(Collected data entries)
------------------------------------------------------------
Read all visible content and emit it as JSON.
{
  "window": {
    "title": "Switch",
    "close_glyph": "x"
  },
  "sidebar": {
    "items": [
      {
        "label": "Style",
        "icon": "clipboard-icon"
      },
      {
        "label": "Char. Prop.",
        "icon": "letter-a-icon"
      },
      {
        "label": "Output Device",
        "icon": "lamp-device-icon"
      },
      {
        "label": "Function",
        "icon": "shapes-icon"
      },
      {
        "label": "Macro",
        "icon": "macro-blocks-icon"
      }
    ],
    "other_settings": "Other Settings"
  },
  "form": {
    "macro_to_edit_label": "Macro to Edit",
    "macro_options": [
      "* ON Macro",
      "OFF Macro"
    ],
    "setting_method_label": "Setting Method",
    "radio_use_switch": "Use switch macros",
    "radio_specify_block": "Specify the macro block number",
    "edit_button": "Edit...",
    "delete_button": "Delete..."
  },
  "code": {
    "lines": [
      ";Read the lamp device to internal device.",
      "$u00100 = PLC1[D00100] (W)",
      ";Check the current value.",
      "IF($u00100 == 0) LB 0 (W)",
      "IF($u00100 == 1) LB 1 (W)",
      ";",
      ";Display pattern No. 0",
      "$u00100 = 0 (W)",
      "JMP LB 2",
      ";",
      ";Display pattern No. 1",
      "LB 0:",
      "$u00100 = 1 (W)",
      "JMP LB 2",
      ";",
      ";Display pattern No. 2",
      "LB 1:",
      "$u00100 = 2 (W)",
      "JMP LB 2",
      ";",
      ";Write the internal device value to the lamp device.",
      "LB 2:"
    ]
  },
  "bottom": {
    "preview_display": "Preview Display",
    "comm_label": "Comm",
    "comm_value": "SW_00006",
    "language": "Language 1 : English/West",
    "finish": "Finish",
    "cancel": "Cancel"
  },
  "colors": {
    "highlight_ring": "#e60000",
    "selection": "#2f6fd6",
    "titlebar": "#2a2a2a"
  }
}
------------------------------------------------------------
» EXERCISE GOAL: Repeat every record, keeping each word and mark exactly as it is.

» TASK SOLUTION:
Read all visible content and emit it as JSON.
{
  "window": {
    "title": "Switch",
    "close_glyph": "x"
  },
  "sidebar": {
    "items": [
      {
        "label": "Style",
        "icon": "clipboard-icon"
      },
      {
        "label": "Char. Prop.",
        "icon": "letter-a-icon"
      },
      {
        "label": "Output Device",
        "icon": "lamp-device-icon"
      },
      {
        "label": "Function",
        "icon": "shapes-icon"
      },
      {
        "label": "Macro",
        "icon": "macro-blocks-icon"
      }
    ],
    "other_settings": "Other Settings"
  },
  "form": {
    "macro_to_edit_label": "Macro to Edit",
    "macro_options": [
      "* ON Macro",
      "OFF Macro"
    ],
    "setting_method_label": "Setting Method",
    "radio_use_switch": "Use switch macros",
    "radio_specify_block": "Specify the macro block number",
    "edit_button": "Edit...",
    "delete_button": "Delete..."
  },
  "code": {
    "lines": [
      ";Read the lamp device to internal device.",
      "$u00100 = PLC1[D00100] (W)",
      ";Check the current value.",
      "IF($u00100 == 0) LB 0 (W)",
      "IF($u00100 == 1) LB 1 (W)",
      ";",
      ";Display pattern No. 0",
      "$u00100 = 0 (W)",
      "JMP LB 2",
      ";",
      ";Display pattern No. 1",
      "LB 0:",
      "$u00100 = 1 (W)",
      "JMP LB 2",
      ";",
      ";Display pattern No. 2",
      "LB 1:",
      "$u00100 = 2 (W)",
      "JMP LB 2",
      ";",
      ";Write the internal device value to the lamp device.",
      "LB 2:"
    ]
  },
  "bottom": {
    "preview_display": "Preview Display",
    "comm_label": "Comm",
    "comm_value": "SW_00006",
    "language": "Language 1 : English/West",
    "finish": "Finish",
    "cancel": "Cancel"
  },
  "colors": {
    "highlight_ring": "#e60000",
    "selection": "#2f6fd6",
    "titlebar": "#2a2a2a"
  }
}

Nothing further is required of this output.